EXERCISE OBJECTIVE: Search the material and gather each line with "flashes" in it.
━━━━━━━━━━━━━━━━━━━━━━━━━━━━━━
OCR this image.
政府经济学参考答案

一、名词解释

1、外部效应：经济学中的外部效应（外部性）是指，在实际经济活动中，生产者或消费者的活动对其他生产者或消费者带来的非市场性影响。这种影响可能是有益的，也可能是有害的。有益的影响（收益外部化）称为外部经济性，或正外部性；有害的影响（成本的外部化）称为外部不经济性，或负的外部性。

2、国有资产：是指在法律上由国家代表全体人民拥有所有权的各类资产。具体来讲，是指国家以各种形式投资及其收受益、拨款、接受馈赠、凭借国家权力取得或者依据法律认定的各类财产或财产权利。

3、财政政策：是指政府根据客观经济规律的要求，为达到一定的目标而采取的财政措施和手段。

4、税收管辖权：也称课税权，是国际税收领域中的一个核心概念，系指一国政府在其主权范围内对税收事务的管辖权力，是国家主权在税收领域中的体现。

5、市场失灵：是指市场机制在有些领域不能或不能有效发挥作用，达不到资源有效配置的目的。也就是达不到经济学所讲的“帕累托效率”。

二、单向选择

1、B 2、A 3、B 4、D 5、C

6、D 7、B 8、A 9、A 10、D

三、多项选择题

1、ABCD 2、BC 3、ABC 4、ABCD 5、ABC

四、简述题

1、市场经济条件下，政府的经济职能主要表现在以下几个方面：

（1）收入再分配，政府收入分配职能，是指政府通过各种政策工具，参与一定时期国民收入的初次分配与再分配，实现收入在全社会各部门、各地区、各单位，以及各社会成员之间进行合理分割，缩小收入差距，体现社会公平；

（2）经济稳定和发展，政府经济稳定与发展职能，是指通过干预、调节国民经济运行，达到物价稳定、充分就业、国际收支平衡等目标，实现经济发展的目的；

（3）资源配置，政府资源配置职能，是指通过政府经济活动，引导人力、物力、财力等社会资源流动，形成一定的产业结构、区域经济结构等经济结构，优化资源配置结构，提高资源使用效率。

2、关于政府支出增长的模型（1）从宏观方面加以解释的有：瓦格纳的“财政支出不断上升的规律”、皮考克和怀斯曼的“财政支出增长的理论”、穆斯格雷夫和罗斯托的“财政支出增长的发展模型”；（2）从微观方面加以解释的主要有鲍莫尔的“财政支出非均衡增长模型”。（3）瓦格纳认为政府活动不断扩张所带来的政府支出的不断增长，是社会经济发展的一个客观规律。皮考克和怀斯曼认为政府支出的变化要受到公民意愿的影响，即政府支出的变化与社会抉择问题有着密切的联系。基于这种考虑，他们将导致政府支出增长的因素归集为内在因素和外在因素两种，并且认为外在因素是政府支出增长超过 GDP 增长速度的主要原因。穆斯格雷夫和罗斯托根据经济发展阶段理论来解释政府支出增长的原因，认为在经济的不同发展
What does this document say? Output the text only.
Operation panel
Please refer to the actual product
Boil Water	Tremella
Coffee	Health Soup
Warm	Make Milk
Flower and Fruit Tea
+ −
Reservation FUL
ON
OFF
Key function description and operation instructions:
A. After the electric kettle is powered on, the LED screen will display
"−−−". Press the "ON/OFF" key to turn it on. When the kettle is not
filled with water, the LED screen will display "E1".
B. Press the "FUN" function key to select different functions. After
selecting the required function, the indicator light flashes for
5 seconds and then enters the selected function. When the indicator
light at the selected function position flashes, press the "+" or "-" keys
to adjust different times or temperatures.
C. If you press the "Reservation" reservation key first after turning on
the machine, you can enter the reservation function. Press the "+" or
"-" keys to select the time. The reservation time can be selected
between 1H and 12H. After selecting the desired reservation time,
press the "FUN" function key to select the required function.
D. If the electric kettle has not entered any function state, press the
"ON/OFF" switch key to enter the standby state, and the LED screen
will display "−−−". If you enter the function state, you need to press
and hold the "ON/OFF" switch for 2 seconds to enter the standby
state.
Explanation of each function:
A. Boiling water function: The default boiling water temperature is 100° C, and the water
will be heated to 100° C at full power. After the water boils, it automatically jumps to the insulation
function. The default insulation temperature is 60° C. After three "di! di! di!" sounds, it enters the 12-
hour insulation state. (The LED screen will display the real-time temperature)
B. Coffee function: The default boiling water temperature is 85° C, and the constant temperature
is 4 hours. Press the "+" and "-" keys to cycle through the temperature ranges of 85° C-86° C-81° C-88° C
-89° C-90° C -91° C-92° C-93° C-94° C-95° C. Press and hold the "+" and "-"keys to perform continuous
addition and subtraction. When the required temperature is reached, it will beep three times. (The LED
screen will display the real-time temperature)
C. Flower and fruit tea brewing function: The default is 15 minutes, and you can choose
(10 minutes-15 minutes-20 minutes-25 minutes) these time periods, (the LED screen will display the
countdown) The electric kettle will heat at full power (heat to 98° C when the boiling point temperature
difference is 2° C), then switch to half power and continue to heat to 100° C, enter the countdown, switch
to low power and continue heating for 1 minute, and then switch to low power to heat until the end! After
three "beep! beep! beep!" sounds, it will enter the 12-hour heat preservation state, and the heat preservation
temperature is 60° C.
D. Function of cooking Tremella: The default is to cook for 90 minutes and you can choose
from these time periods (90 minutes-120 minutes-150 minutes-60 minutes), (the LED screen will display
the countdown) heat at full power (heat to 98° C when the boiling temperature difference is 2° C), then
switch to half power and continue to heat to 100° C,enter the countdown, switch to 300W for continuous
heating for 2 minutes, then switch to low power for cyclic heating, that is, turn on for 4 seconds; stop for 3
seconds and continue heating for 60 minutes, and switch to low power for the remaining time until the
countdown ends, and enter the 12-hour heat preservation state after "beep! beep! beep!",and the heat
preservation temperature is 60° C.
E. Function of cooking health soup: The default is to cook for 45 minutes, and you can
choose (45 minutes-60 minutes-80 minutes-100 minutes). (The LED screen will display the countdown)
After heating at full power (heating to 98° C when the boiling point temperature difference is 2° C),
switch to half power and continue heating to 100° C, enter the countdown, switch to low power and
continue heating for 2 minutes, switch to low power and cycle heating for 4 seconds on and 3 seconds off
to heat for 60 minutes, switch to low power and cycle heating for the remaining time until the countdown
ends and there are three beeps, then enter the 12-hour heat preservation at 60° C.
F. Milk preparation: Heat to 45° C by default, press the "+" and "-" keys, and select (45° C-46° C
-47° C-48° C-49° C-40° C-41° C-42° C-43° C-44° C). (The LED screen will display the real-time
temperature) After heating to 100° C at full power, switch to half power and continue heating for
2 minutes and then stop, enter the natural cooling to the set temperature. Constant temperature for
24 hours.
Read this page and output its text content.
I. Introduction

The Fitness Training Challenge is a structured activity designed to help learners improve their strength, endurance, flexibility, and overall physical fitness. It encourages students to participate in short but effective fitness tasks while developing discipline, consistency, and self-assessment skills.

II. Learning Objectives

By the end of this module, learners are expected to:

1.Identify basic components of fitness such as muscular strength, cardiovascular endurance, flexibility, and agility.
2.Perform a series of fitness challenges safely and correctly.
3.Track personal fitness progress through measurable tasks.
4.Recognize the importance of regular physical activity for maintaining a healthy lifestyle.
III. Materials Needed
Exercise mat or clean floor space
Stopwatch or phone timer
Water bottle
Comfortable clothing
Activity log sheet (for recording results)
━━━━━━━━━━━━━━━━━━━━━━━━━━━━━━
EXERCISE RESULT:
selecting the required function, the indicator light flashes for
light at the selected function position flashes, press the "+" or "-" keys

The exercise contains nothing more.